***** EXTRAIT CHOISI *****

Ils étaient 11 députés, 7 femmes et 4 hommes, étiquetés Rassemblement national (RN), à siéger au sein de la commission des affaires culturelles et de l’éducation à l’Assemblée nationale. Le 9 juin, jour de la dissolution surprise, leur mandat a pris fin prématurément. Ces deux dernières années, qu’ont-ils voté, défendu, soutenu ou assené sur les bancs de l’hémicycle ou à l’occasion des auditions des différents représentants du service public en matière de culture ? Des centaines de prises de parole, questions écrites, questions au gouvernement et autres propositions de loi produites avec plus ou moins d’assiduité par ces députés parfois introduits de longue date dans la vie politique, parfois totalement novices, et que nous avons épluchés, il ressort une petite musique avec ses thèmes récurrents et ses refrains entêtants.
Défense du patrimoine, privatisation de l’audiovisuel français, promotion des régionalismes et autres folklores, lutte contre le spectre «woke» ou abolition de l’écriture inclusive comptent parmi les rengaines favorites de ces députés RN. Plus surprenant, on compte aussi certains combats de façade qui, à bien y regarder, ressemblent à des faire-valoir : lutte contre l’antisémitisme, protection de l’enfance, restitutions des biens spoliés, meilleure représentation des Outre-mer… Autant de combats louables mais qui, dans la stratégie du RN, ressemblent à des chiffons rouges.
«Le patrimoine est notre histoire pétrifiée»
Dans la profession de foi de Marine Le Pen pour la présidentielle de 2022, on a beau chercher, pas d’entrée culture. A la place, un onglet «patrimoine». «Le patrimoine est notre histoire pétrifiée, au sens premier de cet adjectif ; c’est pourquoi il tient une place majeure dans le programme de redressement moral du pays», pouvait-on lire dans le document. Au menu, deux mesures en particulier retiennent l’attention : le partage à 50 /50 du 1 % artistique, le programme de commande publique, qui se répartirait dès lors à égalité entre soutien à la création contemporaine et restauration du patrimoine existant, et la création d’un «service national du patrimoine, ouvert aux jeunes de 18 à 24 ans pour une durée de six mois renouvelable une fois».
Dans l’une de ses questions écrites adressée le 9 avril à Rachida Dati, la députée RN de l’Essonne, Nathalie Da Conceicao Carvalho, mettait en balance quelques chiffres : une réduction des crédits budgétaires alloués au patrimoine de l’ordre de 99 millions d’euros, contre «la consommation touristique totale» qui «représente environ 150 milliards d’euros pour la France dont plus de 40 milliards rien que pour la région Ile-de-France». Un mauvais calcul en somme, selon elle.
Le 11 juin, soit deux jours après les élections européennes, c’est au tour de Roger Chudeau, 2e circonscription du Loir-et-Cher, de demander à la ministre si elle envisage «de procéder à une révision» de ces coupes budgétaires «afin de préserver le patrimoine culturel français». Caroline Parmentier, députée RN de la 9e circonscription du Pas-de-Calais depuis 2022 et ex-attachée de presse de Marine Le Pen qui contribua à redorer l’image de sa favorite à coups de vidéos de petits chats et de photographies amènes, rappelait quelques semaines plus tôt à sa prédécesseuse, Rima Abdul Malak, en plein vote des crédits de la mission culture, la droite ligne de son parti : «C’est le sens de notre programme au Rassemblement national de promouvoir un projet enraciné, celui d’une France fière de son passé et de son origine.»

***** DONNÉES EXTRAITES *****

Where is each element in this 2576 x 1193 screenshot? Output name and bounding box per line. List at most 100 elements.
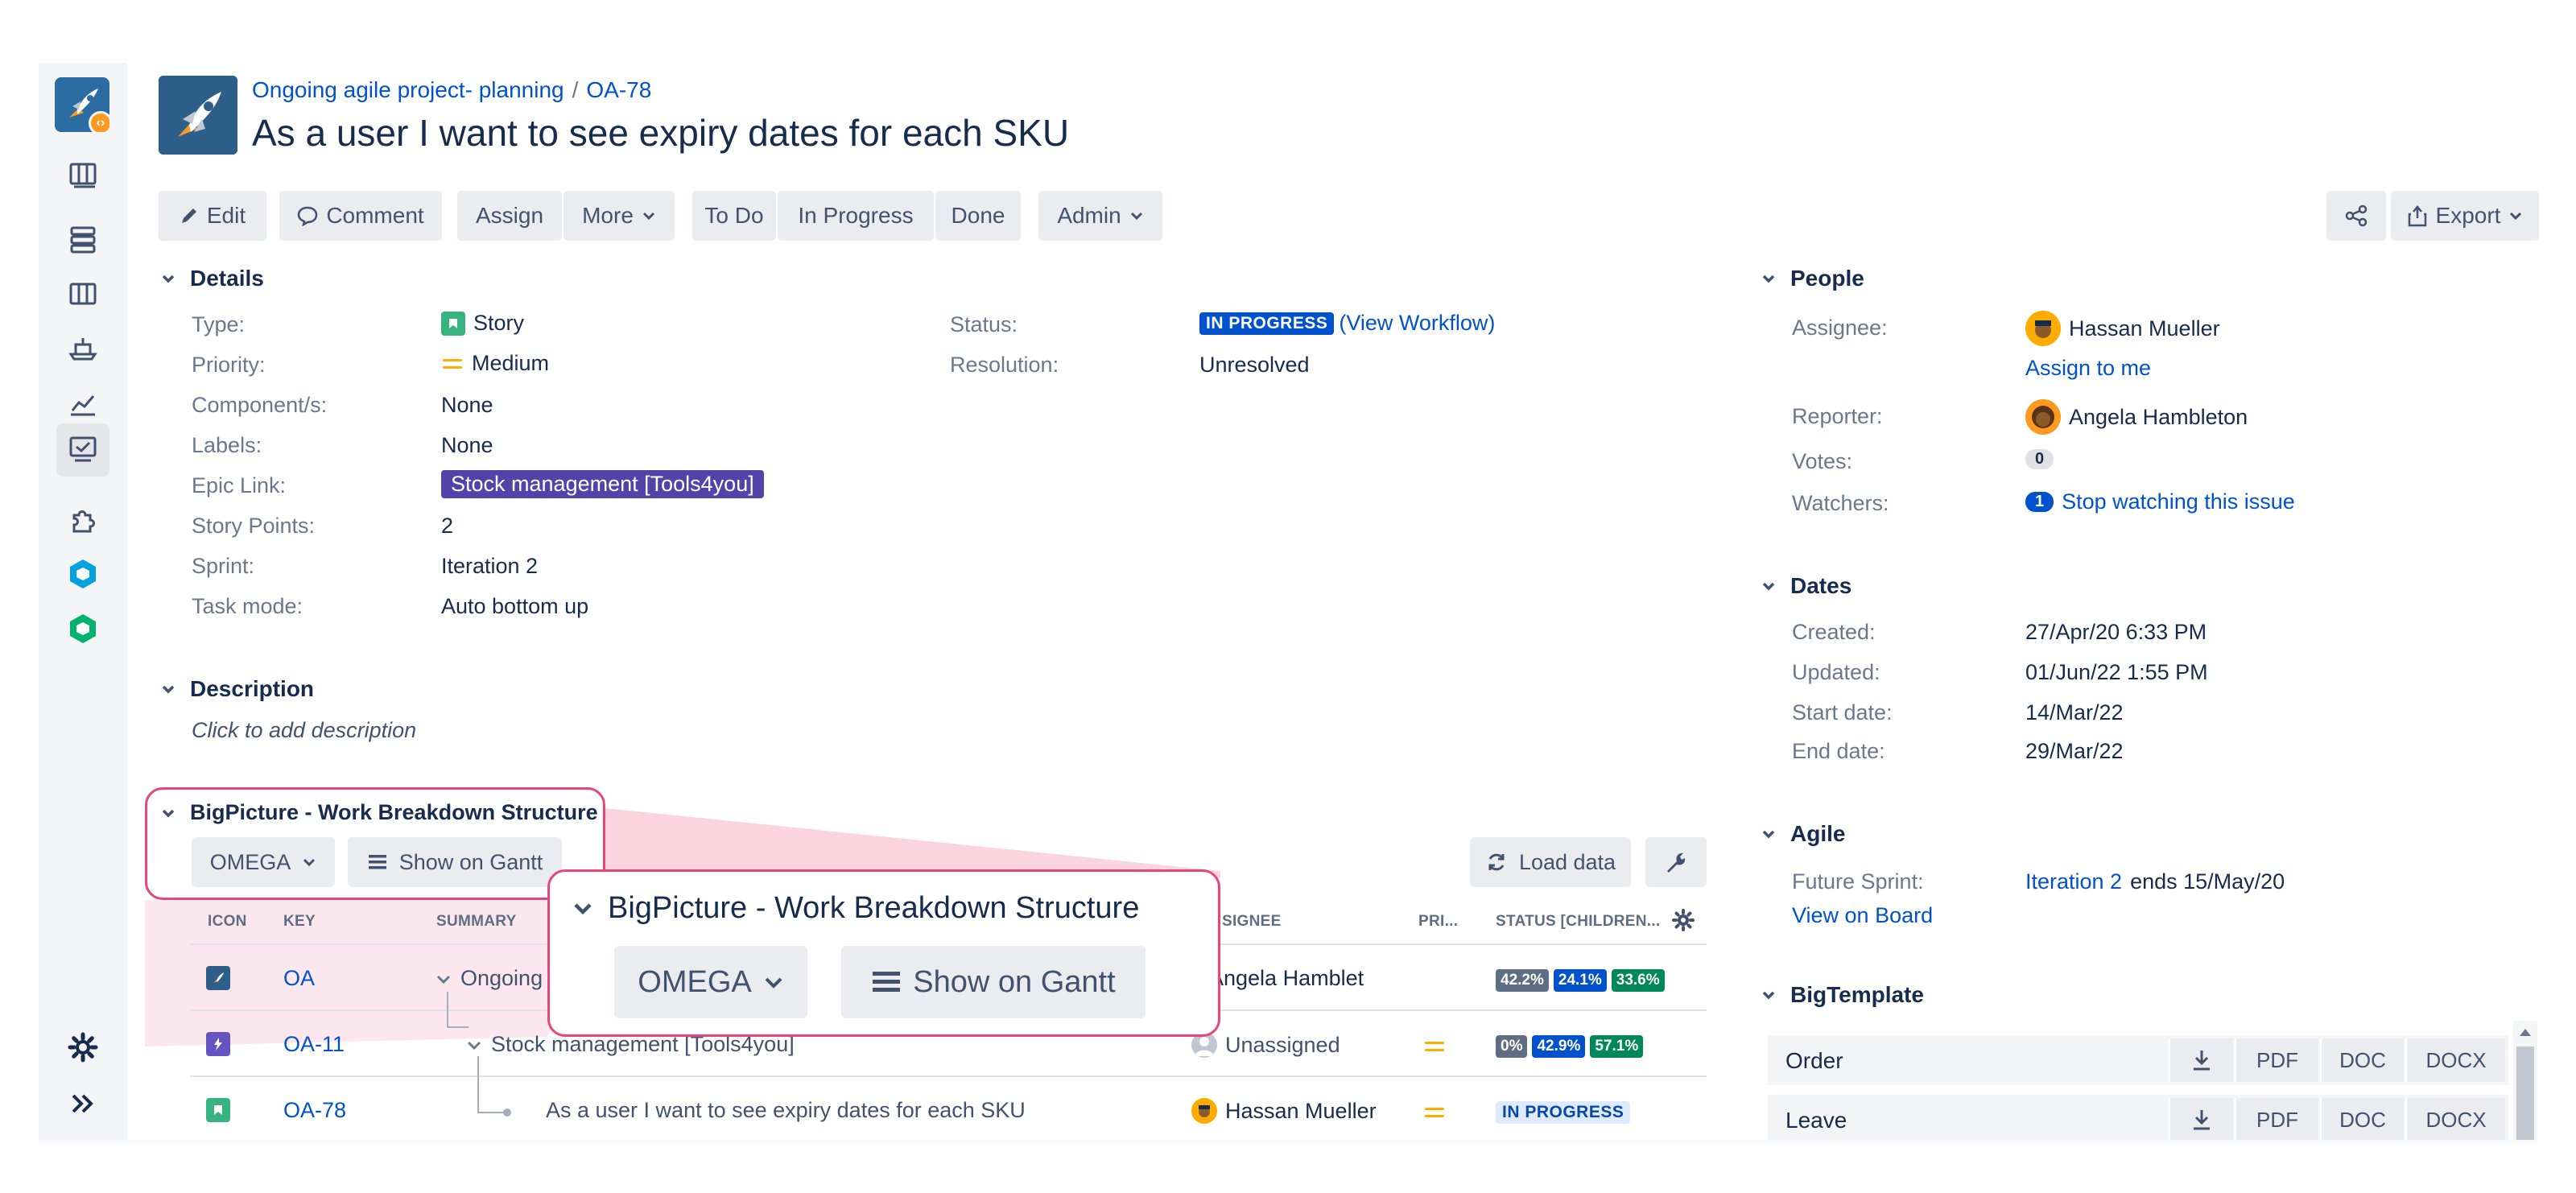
template-pdf-button[interactable]: PDF — [2235, 1038, 2318, 1082]
template-docx-button[interactable]: DOCX — [2405, 1098, 2505, 1141]
template-doc-button[interactable]: DOC — [2320, 1098, 2404, 1141]
people-heading: People — [1790, 266, 1864, 291]
stop-watching-link[interactable]: Stop watching this issue — [2062, 489, 2295, 514]
chevron-down-icon — [1760, 577, 1777, 595]
assign-to-me-link[interactable]: Assign to me — [2025, 356, 2151, 381]
scrollbar-thumb[interactable] — [2516, 1046, 2534, 1141]
column-settings-gear-icon[interactable] — [1671, 908, 1695, 932]
chevron-down-icon — [467, 1041, 481, 1050]
refresh-icon — [1488, 853, 1505, 871]
watchers-label: Watchers: — [1792, 491, 1889, 515]
hassan-mueller-avatar — [1191, 1098, 1217, 1124]
reporter-label: Reporter: — [1792, 404, 1883, 428]
pct-inprogress: 24.1% — [1553, 969, 1607, 992]
project-rocket-icon — [206, 966, 230, 990]
template-docx-button[interactable]: DOCX — [2405, 1038, 2505, 1082]
download-icon — [2194, 1051, 2210, 1071]
assignee-label: Assignee: — [1792, 316, 1888, 340]
bigtemplate-heading: BigTemplate — [1790, 982, 1924, 1007]
row-oa-status-progress: 42.2% 24.1% 33.6% — [1496, 969, 1665, 992]
zoom-callout-panel: BigPicture - Work Breakdown Structure OM… — [547, 869, 1220, 1037]
template-doc-button[interactable]: DOC — [2320, 1038, 2404, 1082]
col-status-header: STATUS [CHILDREN... — [1496, 913, 1661, 930]
row-oa78-status: IN PROGRESS — [1496, 1101, 1631, 1124]
chevron-down-icon — [571, 897, 595, 921]
zoom-structure-dropdown[interactable]: OMEGA — [614, 946, 807, 1018]
pct-done: 57.1% — [1590, 1035, 1644, 1058]
row-oa78-icon — [206, 1098, 230, 1122]
agile-section-toggle[interactable]: Agile — [1760, 821, 1845, 847]
row-oa-icon — [206, 966, 230, 990]
zoom-wbs-heading: BigPicture - Work Breakdown Structure — [571, 891, 1139, 926]
people-section-toggle[interactable]: People — [1760, 266, 1864, 291]
col-priority-header: PRI... — [1418, 913, 1459, 930]
bigtemplate-scrollbar[interactable] — [2513, 1021, 2537, 1141]
template-pdf-button[interactable]: PDF — [2235, 1098, 2318, 1141]
tree-connector-line — [447, 992, 469, 1028]
row-oa-assignee[interactable]: Angela Hamblet — [1209, 966, 1364, 991]
medium-priority-icon — [1425, 1042, 1444, 1051]
template-download-button[interactable] — [2169, 1098, 2233, 1141]
col-assignee-header-partial: SIGNEE — [1222, 913, 1282, 930]
zoom-show-gantt-button[interactable]: Show on Gantt — [841, 946, 1146, 1018]
view-on-board-link[interactable]: View on Board — [1792, 903, 1933, 928]
highlight-frame — [145, 787, 605, 900]
story-icon — [206, 1098, 230, 1122]
sprint-link[interactable]: Iteration 2 — [2025, 869, 2122, 894]
agile-heading: Agile — [1790, 821, 1846, 846]
template-download-button[interactable] — [2169, 1038, 2233, 1082]
gantt-lines-icon — [873, 972, 901, 992]
chevron-down-icon — [765, 977, 782, 989]
template-row-order: Order PDF DOC DOCX — [1768, 1035, 2508, 1085]
pct-inprogress: 42.9% — [1532, 1035, 1586, 1058]
start-date-label: Start date: — [1792, 700, 1893, 724]
row-oa-key[interactable]: OA — [283, 966, 315, 991]
template-row-leave: Leave PDF DOC DOCX — [1768, 1095, 2508, 1145]
row-divider — [190, 1075, 1707, 1077]
dates-section-toggle[interactable]: Dates — [1760, 573, 1852, 599]
assignee-value[interactable]: Hassan Mueller — [2025, 311, 2220, 346]
row-oa78-assignee-text: Hassan Mueller — [1225, 1098, 1377, 1123]
sprint-end-text: ends 15/May/20 — [2130, 869, 2285, 894]
zoom-wbs-heading-text: BigPicture - Work Breakdown Structure — [608, 891, 1140, 925]
template-name: Leave — [1785, 1108, 1847, 1133]
chevron-down-icon — [436, 975, 451, 984]
col-summary-header: SUMMARY — [436, 913, 517, 930]
votes-label: Votes: — [1792, 449, 1853, 473]
viewport-bottom-edge — [39, 1140, 2537, 1146]
epic-lightning-icon — [206, 1032, 230, 1056]
row-oa11-key[interactable]: OA-11 — [283, 1032, 345, 1057]
votes-count-badge: 0 — [2025, 449, 2054, 469]
bigtemplate-section-toggle[interactable]: BigTemplate — [1760, 982, 1924, 1008]
start-date-value[interactable]: 14/Mar/22 — [2025, 700, 2124, 725]
future-sprint-value: Iteration 2 ends 15/May/20 — [2025, 869, 2285, 894]
votes-value[interactable]: 0 — [2025, 449, 2054, 469]
reporter-name: Angela Hambleton — [2069, 404, 2248, 429]
load-data-label: Load data — [1518, 849, 1616, 874]
watchers-count-badge: 1 — [2025, 492, 2054, 512]
status-lozenge[interactable]: IN PROGRESS — [1496, 1101, 1631, 1124]
col-icon-header: ICON — [208, 913, 247, 930]
template-name: Order — [1785, 1048, 1843, 1073]
angela-hambleton-avatar — [2025, 399, 2061, 435]
zoom-dropdown-value: OMEGA — [638, 964, 752, 999]
chevron-down-icon — [1760, 270, 1777, 287]
medium-priority-icon — [1425, 1108, 1444, 1117]
chevron-down-icon — [1760, 825, 1777, 843]
zoom-show-gantt-label: Show on Gantt — [913, 964, 1116, 999]
end-date-value[interactable]: 29/Mar/22 — [2025, 739, 2124, 764]
row-oa78-assignee[interactable]: Hassan Mueller — [1191, 1098, 1377, 1124]
tree-connector-line — [477, 1056, 511, 1117]
load-data-button[interactable]: Load data — [1470, 837, 1631, 887]
created-value: 27/Apr/20 6:33 PM — [2025, 620, 2207, 644]
updated-label: Updated: — [1792, 660, 1880, 684]
row-oa11-assignee[interactable]: Unassigned — [1191, 1032, 1340, 1058]
scroll-up-arrow-icon[interactable] — [2519, 1027, 2532, 1037]
watchers-value[interactable]: 1 Stop watching this issue — [2025, 489, 2295, 514]
chevron-down-icon — [1760, 986, 1777, 1004]
row-oa78-summary[interactable]: As a user I want to see expiry dates for… — [546, 1098, 1026, 1123]
assignee-name: Hassan Mueller — [2069, 316, 2220, 341]
wbs-settings-wrench-button[interactable] — [1645, 837, 1707, 887]
reporter-value[interactable]: Angela Hambleton — [2025, 399, 2248, 435]
row-oa78-key[interactable]: OA-78 — [283, 1098, 346, 1123]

*****

**ACTIONS À MENER**.
a) D'après l'extrait choisi, combien de députés RN siégeaient à la commission des affaires culturelles et de l'éducation ?
b) Reprenez mot pour mot le passage de l'extrait choisi qui va de « Défense du patrimoine, privatisation » jusqu'à « des chiffons rouges. » inclus.

**RÉPONSES PAR CONSIGNE**.
a) Onze députés, soit 7 femmes et 4 hommes.

b)
Défense du patrimoine, privatisation de l’audiovisuel français, promotion des régionalismes et autres folklores, lutte contre le spectre «woke» ou abolition de l’écriture inclusive comptent parmi les rengaines favorites de ces députés RN. Plus surprenant, on compte aussi certains combats de façade qui, à bien y regarder, ressemblent à des faire-valoir : lutte contre l’antisémitisme, protection de l’enfance, restitutions des biens spoliés, meilleure représentation des Outre-mer… Autant de combats louables mais qui, dans la stratégie du RN, ressemblent à des chiffons rouges.